Exercise requirements: Starting at the line below that contains "Read out every word on this page.", print each line through the end of the records exactly as it appears.

═══ Extracted records ═══

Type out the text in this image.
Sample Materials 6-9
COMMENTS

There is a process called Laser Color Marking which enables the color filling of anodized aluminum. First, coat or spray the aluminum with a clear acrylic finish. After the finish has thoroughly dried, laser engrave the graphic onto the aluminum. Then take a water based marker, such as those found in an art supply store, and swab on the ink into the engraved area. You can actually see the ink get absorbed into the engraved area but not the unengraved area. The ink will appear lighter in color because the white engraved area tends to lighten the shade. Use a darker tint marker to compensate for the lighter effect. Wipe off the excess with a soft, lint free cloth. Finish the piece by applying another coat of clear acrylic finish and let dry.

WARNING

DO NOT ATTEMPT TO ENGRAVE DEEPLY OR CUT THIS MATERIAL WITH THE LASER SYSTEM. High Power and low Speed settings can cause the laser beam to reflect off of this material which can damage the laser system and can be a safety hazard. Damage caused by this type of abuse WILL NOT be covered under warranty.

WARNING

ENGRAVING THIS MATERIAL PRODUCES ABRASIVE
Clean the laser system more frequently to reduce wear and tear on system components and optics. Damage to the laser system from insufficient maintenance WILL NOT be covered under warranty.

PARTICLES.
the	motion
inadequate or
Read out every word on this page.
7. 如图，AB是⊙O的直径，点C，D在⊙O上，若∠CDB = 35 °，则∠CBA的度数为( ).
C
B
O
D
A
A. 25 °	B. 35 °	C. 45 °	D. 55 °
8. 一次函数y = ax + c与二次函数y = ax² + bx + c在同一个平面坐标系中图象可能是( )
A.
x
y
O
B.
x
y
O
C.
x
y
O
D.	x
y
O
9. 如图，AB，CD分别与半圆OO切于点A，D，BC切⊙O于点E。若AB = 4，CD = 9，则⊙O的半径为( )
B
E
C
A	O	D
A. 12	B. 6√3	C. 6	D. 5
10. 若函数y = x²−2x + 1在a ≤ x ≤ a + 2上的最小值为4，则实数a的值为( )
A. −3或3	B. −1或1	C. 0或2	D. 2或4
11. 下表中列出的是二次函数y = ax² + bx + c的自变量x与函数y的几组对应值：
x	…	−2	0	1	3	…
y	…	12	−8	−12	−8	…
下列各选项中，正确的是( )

═══

Result of the exercise:
Read out every word on this page.
7. 如图，AB是⊙O的直径，点C，D在⊙O上，若∠CDB = 35 °，则∠CBA的度数为( ).
C
B
O
D
A
A. 25 °	B. 35 °	C. 45 °	D. 55 °
8. 一次函数y = ax + c与二次函数y = ax² + bx + c在同一个平面坐标系中图象可能是( )
A.
x
y
O
B.
x
y
O
C.
x
y
O
D.	x
y
O
9. 如图，AB，CD分别与半圆OO切于点A，D，BC切⊙O于点E。若AB = 4，CD = 9，则⊙O的半径为( )
B
E
C
A	O	D
A. 12	B. 6√3	C. 6	D. 5
10. 若函数y = x²−2x + 1在a ≤ x ≤ a + 2上的最小值为4，则实数a的值为( )
A. −3或3	B. −1或1	C. 0或2	D. 2或4
11. 下表中列出的是二次函数y = ax² + bx + c的自变量x与函数y的几组对应值：
x	…	−2	0	1	3	…
y	…	12	−8	−12	−8	…
下列各选项中，正确的是( )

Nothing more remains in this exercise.